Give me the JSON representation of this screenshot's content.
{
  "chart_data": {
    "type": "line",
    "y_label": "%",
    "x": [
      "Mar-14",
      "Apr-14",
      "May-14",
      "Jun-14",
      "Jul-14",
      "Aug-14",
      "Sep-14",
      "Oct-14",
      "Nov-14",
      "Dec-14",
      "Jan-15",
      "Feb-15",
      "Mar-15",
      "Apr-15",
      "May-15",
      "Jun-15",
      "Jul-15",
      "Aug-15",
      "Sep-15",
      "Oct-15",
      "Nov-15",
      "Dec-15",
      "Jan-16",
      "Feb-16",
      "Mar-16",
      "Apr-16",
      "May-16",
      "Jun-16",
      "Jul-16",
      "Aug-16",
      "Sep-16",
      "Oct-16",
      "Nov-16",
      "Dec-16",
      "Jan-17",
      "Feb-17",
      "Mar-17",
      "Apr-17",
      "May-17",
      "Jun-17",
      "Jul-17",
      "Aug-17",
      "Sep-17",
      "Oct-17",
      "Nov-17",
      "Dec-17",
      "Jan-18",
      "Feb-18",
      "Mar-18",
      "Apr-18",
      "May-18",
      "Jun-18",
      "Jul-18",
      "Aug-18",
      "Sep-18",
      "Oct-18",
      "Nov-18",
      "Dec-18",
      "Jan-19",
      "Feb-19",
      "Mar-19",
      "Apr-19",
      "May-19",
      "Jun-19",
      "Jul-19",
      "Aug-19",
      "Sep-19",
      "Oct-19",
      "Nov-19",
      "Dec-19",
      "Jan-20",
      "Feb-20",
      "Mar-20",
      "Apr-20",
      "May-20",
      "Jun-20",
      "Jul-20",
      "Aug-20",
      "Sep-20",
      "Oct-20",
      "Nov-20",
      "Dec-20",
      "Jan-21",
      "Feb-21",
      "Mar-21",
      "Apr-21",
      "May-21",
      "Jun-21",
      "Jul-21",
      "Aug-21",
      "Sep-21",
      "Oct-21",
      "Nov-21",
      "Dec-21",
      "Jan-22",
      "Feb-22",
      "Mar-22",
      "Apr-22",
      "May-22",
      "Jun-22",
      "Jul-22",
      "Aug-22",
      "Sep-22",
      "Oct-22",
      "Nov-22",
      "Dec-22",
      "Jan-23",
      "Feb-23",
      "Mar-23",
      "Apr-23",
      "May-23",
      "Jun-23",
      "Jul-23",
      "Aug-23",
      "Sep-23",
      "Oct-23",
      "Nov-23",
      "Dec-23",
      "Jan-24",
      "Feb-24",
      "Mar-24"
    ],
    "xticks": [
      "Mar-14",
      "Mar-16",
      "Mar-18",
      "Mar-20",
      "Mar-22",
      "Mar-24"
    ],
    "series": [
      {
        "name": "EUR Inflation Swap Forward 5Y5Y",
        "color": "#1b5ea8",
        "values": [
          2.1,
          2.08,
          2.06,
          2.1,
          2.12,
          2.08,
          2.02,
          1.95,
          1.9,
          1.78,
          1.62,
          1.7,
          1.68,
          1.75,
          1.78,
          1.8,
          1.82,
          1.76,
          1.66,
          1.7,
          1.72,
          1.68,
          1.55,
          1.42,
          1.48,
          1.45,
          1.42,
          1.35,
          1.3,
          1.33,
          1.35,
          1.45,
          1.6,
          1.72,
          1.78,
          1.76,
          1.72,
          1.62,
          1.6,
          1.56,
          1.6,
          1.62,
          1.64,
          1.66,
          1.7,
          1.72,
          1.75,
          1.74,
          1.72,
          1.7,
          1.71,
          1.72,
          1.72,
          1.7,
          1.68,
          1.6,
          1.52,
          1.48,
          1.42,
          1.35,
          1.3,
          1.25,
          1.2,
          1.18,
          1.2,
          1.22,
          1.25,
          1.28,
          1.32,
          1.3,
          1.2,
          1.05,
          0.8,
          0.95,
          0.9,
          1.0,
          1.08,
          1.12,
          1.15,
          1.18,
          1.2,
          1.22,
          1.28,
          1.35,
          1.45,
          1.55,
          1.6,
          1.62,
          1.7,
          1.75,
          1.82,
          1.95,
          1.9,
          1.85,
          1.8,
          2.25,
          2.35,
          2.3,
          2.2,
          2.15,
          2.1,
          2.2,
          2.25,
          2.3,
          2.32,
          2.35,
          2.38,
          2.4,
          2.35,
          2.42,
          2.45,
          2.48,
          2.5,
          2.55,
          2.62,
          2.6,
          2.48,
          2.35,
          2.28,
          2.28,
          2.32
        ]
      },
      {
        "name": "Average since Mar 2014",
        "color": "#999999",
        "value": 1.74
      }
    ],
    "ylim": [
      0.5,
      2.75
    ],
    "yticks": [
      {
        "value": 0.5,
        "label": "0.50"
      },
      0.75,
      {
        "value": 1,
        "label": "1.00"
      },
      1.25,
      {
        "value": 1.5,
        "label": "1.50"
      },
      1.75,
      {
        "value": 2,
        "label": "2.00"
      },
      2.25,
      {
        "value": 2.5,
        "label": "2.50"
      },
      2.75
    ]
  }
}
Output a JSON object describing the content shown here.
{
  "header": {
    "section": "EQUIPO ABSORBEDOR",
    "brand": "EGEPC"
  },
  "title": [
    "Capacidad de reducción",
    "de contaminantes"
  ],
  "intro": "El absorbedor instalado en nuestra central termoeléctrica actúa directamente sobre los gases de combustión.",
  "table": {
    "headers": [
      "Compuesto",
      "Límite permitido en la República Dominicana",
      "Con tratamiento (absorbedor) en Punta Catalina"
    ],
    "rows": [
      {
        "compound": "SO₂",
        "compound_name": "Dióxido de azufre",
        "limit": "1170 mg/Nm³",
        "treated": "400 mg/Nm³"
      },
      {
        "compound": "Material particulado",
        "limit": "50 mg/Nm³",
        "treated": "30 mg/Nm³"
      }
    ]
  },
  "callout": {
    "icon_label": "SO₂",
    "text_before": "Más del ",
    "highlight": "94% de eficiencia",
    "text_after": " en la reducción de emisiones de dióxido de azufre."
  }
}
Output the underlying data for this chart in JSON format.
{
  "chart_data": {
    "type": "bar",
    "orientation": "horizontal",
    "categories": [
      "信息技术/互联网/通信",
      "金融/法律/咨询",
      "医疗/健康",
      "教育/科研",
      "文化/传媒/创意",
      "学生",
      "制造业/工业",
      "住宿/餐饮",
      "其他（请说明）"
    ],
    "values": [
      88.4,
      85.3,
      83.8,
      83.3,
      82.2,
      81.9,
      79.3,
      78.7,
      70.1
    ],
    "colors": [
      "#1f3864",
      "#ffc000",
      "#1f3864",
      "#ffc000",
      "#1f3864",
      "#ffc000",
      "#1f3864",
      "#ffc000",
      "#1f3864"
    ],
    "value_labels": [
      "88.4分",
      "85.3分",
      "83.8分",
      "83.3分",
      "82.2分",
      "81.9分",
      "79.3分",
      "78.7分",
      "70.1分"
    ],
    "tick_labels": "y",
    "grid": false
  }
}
====
# [TASK DESCRIPTION]
Write out the records shown above, exactly as they appear.

# [RESULT OF THE TASK]
Give me the JSON representation of this screenshot's content.
{
  "chart_data": {
    "type": "line",
    "y_label": "%",
    "x": [
      "Mar-14",
      "Apr-14",
      "May-14",
      "Jun-14",
      "Jul-14",
      "Aug-14",
      "Sep-14",
      "Oct-14",
      "Nov-14",
      "Dec-14",
      "Jan-15",
      "Feb-15",
      "Mar-15",
      "Apr-15",
      "May-15",
      "Jun-15",
      "Jul-15",
      "Aug-15",
      "Sep-15",
      "Oct-15",
      "Nov-15",
      "Dec-15",
      "Jan-16",
      "Feb-16",
      "Mar-16",
      "Apr-16",
      "May-16",
      "Jun-16",
      "Jul-16",
      "Aug-16",
      "Sep-16",
      "Oct-16",
      "Nov-16",
      "Dec-16",
      "Jan-17",
      "Feb-17",
      "Mar-17",
      "Apr-17",
      "May-17",
      "Jun-17",
      "Jul-17",
      "Aug-17",
      "Sep-17",
      "Oct-17",
      "Nov-17",
      "Dec-17",
      "Jan-18",
      "Feb-18",
      "Mar-18",
      "Apr-18",
      "May-18",
      "Jun-18",
      "Jul-18",
      "Aug-18",
      "Sep-18",
      "Oct-18",
      "Nov-18",
      "Dec-18",
      "Jan-19",
      "Feb-19",
      "Mar-19",
      "Apr-19",
      "May-19",
      "Jun-19",
      "Jul-19",
      "Aug-19",
      "Sep-19",
      "Oct-19",
      "Nov-19",
      "Dec-19",
      "Jan-20",
      "Feb-20",
      "Mar-20",
      "Apr-20",
      "May-20",
      "Jun-20",
      "Jul-20",
      "Aug-20",
      "Sep-20",
      "Oct-20",
      "Nov-20",
      "Dec-20",
      "Jan-21",
      "Feb-21",
      "Mar-21",
      "Apr-21",
      "May-21",
      "Jun-21",
      "Jul-21",
      "Aug-21",
      "Sep-21",
      "Oct-21",
      "Nov-21",
      "Dec-21",
      "Jan-22",
      "Feb-22",
      "Mar-22",
      "Apr-22",
      "May-22",
      "Jun-22",
      "Jul-22",
      "Aug-22",
      "Sep-22",
      "Oct-22",
      "Nov-22",
      "Dec-22",
      "Jan-23",
      "Feb-23",
      "Mar-23",
      "Apr-23",
      "May-23",
      "Jun-23",
      "Jul-23",
      "Aug-23",
      "Sep-23",
      "Oct-23",
      "Nov-23",
      "Dec-23",
      "Jan-24",
      "Feb-24",
      "Mar-24"
    ],
    "xticks": [
      "Mar-14",
      "Mar-16",
      "Mar-18",
      "Mar-20",
      "Mar-22",
      "Mar-24"
    ],
    "series": [
      {
        "name": "EUR Inflation Swap Forward 5Y5Y",
        "color": "#1b5ea8",
        "values": [
          2.1,
          2.08,
          2.06,
          2.1,
          2.12,
          2.08,
          2.02,
          1.95,
          1.9,
          1.78,
          1.62,
          1.7,
          1.68,
          1.75,
          1.78,
          1.8,
          1.82,
          1.76,
          1.66,
          1.7,
          1.72,
          1.68,
          1.55,
          1.42,
          1.48,
          1.45,
          1.42,
          1.35,
          1.3,
          1.33,
          1.35,
          1.45,
          1.6,
          1.72,
          1.78,
          1.76,
          1.72,
          1.62,
          1.6,
          1.56,
          1.6,
          1.62,
          1.64,
          1.66,
          1.7,
          1.72,
          1.75,
          1.74,
          1.72,
          1.7,
          1.71,
          1.72,
          1.72,
          1.7,
          1.68,
          1.6,
          1.52,
          1.48,
          1.42,
          1.35,
          1.3,
          1.25,
          1.2,
          1.18,
          1.2,
          1.22,
          1.25,
          1.28,
          1.32,
          1.3,
          1.2,
          1.05,
          0.8,
          0.95,
          0.9,
          1.0,
          1.08,
          1.12,
          1.15,
          1.18,
          1.2,
          1.22,
          1.28,
          1.35,
          1.45,
          1.55,
          1.6,
          1.62,
          1.7,
          1.75,
          1.82,
          1.95,
          1.9,
          1.85,
          1.8,
          2.25,
          2.35,
          2.3,
          2.2,
          2.15,
          2.1,
          2.2,
          2.25,
          2.3,
          2.32,
          2.35,
          2.38,
          2.4,
          2.35,
          2.42,
          2.45,
          2.48,
          2.5,
          2.55,
          2.62,
          2.6,
          2.48,
          2.35,
          2.28,
          2.28,
          2.32
        ]
      },
      {
        "name": "Average since Mar 2014",
        "color": "#999999",
        "value": 1.74
      }
    ],
    "ylim": [
      0.5,
      2.75
    ],
    "yticks": [
      {
        "value": 0.5,
        "label": "0.50"
      },
      0.75,
      {
        "value": 1,
        "label": "1.00"
      },
      1.25,
      {
        "value": 1.5,
        "label": "1.50"
      },
      1.75,
      {
        "value": 2,
        "label": "2.00"
      },
      2.25,
      {
        "value": 2.5,
        "label": "2.50"
      },
      2.75
    ]
  }
}
Output a JSON object describing the content shown here.
{
  "header": {
    "section": "EQUIPO ABSORBEDOR",
    "brand": "EGEPC"
  },
  "title": [
    "Capacidad de reducción",
    "de contaminantes"
  ],
  "intro": "El absorbedor instalado en nuestra central termoeléctrica actúa directamente sobre los gases de combustión.",
  "table": {
    "headers": [
      "Compuesto",
      "Límite permitido en la República Dominicana",
      "Con tratamiento (absorbedor) en Punta Catalina"
    ],
    "rows": [
      {
        "compound": "SO₂",
        "compound_name": "Dióxido de azufre",
        "limit": "1170 mg/Nm³",
        "treated": "400 mg/Nm³"
      },
      {
        "compound": "Material particulado",
        "limit": "50 mg/Nm³",
        "treated": "30 mg/Nm³"
      }
    ]
  },
  "callout": {
    "icon_label": "SO₂",
    "text_before": "Más del ",
    "highlight": "94% de eficiencia",
    "text_after": " en la reducción de emisiones de dióxido de azufre."
  }
}
Output the underlying data for this chart in JSON format.
{
  "chart_data": {
    "type": "bar",
    "orientation": "horizontal",
    "categories": [
      "信息技术/互联网/通信",
      "金融/法律/咨询",
      "医疗/健康",
      "教育/科研",
      "文化/传媒/创意",
      "学生",
      "制造业/工业",
      "住宿/餐饮",
      "其他（请说明）"
    ],
    "values": [
      88.4,
      85.3,
      83.8,
      83.3,
      82.2,
      81.9,
      79.3,
      78.7,
      70.1
    ],
    "colors": [
      "#1f3864",
      "#ffc000",
      "#1f3864",
      "#ffc000",
      "#1f3864",
      "#ffc000",
      "#1f3864",
      "#ffc000",
      "#1f3864"
    ],
    "value_labels": [
      "88.4分",
      "85.3分",
      "83.8分",
      "83.3分",
      "82.2分",
      "81.9分",
      "79.3分",
      "78.7分",
      "70.1分"
    ],
    "tick_labels": "y",
    "grid": false
  }
}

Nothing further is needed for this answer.